Stated goal: Every line with the string "dari" should be gathered.

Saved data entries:

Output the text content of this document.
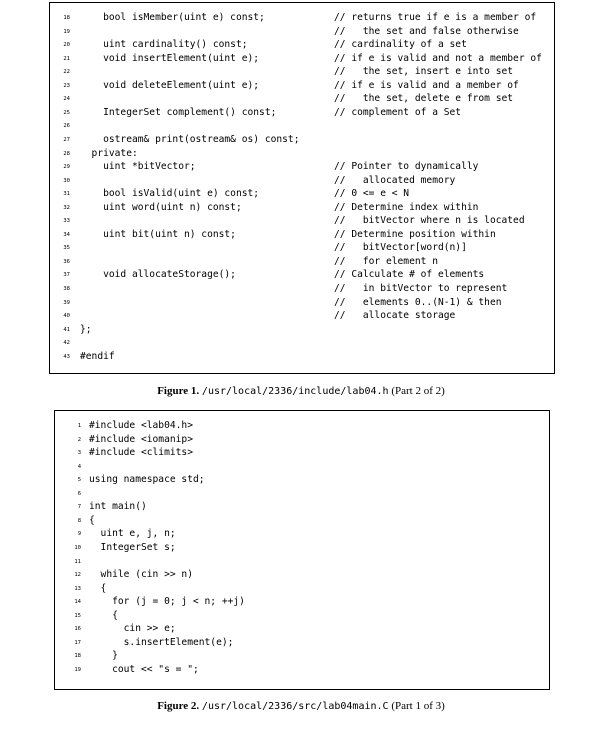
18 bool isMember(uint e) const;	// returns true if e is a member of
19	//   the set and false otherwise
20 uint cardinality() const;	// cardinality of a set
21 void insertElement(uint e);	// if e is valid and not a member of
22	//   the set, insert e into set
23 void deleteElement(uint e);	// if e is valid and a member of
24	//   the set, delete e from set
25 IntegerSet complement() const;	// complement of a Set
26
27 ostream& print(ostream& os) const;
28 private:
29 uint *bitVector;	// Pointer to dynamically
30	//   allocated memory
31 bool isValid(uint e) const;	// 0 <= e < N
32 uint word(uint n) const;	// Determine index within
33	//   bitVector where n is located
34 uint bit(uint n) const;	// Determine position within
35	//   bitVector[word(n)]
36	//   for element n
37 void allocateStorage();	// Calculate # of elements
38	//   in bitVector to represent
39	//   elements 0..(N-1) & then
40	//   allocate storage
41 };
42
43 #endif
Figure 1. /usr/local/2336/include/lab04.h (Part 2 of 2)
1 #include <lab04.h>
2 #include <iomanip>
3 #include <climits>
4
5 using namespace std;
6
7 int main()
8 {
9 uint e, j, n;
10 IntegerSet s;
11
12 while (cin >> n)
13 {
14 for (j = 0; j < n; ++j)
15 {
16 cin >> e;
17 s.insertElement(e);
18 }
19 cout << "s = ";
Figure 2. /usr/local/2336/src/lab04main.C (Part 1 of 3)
--
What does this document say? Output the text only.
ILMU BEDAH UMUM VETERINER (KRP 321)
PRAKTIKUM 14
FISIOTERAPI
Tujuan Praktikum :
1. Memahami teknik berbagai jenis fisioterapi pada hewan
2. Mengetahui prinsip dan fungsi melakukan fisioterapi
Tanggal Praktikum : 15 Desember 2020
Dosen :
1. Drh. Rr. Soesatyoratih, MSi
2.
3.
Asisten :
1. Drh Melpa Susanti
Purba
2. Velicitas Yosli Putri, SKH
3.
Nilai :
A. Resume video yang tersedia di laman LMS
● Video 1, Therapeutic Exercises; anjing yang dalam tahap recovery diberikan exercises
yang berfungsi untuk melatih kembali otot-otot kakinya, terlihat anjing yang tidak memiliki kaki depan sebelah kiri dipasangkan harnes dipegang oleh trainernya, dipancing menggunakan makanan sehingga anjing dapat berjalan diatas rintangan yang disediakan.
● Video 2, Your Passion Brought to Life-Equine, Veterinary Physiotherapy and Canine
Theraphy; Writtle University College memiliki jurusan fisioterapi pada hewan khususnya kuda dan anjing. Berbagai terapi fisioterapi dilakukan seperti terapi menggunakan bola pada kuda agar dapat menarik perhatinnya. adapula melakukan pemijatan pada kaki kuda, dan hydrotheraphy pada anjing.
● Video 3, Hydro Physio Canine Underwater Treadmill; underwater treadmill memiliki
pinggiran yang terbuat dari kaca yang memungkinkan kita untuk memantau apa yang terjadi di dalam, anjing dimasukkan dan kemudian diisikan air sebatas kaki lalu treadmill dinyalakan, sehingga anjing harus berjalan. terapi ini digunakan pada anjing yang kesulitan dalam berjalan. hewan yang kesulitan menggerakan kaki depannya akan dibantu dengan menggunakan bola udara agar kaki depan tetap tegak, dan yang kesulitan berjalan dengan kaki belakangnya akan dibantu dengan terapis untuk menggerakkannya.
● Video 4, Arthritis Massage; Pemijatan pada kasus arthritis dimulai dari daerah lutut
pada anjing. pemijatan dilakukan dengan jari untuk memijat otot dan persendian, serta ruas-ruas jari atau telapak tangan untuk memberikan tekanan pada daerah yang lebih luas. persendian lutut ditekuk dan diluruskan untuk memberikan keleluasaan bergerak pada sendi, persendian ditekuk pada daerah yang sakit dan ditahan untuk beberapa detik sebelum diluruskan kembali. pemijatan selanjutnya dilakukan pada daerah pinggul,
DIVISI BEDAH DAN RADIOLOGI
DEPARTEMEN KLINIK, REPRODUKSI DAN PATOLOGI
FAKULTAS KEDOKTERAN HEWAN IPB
==
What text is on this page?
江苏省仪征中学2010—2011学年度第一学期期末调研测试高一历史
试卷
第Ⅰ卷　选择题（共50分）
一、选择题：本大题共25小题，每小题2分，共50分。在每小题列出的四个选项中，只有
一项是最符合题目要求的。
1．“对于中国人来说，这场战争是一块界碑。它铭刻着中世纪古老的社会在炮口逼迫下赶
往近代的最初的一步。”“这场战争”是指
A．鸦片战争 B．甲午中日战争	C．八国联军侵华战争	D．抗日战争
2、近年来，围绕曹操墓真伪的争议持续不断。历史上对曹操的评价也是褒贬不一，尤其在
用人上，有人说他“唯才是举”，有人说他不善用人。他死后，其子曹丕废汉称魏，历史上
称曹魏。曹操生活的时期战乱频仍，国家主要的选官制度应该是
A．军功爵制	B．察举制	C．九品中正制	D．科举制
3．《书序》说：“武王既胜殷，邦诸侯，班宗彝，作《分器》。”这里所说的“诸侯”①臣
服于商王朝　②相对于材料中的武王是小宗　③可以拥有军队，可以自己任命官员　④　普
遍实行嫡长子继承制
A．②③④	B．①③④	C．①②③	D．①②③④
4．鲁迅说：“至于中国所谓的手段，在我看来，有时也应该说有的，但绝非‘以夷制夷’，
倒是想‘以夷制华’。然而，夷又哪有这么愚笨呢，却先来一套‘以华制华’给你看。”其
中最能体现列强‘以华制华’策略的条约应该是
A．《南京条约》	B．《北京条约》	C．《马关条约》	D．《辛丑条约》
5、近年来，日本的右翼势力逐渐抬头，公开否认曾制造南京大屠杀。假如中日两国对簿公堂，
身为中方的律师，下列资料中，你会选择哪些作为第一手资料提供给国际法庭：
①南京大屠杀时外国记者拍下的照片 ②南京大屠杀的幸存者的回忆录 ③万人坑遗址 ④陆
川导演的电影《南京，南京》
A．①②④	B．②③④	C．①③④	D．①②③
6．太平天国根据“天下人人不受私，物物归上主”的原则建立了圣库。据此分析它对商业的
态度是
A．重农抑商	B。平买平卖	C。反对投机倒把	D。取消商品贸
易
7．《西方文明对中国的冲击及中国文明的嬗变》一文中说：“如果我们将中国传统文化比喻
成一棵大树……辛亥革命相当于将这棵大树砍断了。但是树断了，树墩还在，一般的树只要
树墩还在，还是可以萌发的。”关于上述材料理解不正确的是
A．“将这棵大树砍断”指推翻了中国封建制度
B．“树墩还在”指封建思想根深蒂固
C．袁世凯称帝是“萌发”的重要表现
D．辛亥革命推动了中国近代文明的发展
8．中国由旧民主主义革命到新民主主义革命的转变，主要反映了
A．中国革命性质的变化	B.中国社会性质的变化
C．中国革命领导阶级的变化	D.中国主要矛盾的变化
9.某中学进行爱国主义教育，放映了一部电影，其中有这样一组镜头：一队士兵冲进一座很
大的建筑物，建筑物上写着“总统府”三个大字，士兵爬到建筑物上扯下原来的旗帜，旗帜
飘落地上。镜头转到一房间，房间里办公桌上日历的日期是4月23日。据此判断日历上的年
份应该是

Correct result:
pinggiran yang terbuat dari kaca yang memungkinkan kita untuk memantau apa yang terjadi di dalam, anjing dimasukkan dan kemudian diisikan air sebatas kaki lalu treadmill dinyalakan, sehingga anjing harus berjalan. terapi ini digunakan pada anjing yang kesulitan dalam berjalan. hewan yang kesulitan menggerakan kaki depannya akan dibantu dengan menggunakan bola udara agar kaki depan tetap tegak, dan yang kesulitan berjalan dengan kaki belakangnya akan dibantu dengan terapis untuk menggerakkannya.
● Video 4, Arthritis Massage; Pemijatan pada kasus arthritis dimulai dari daerah lutut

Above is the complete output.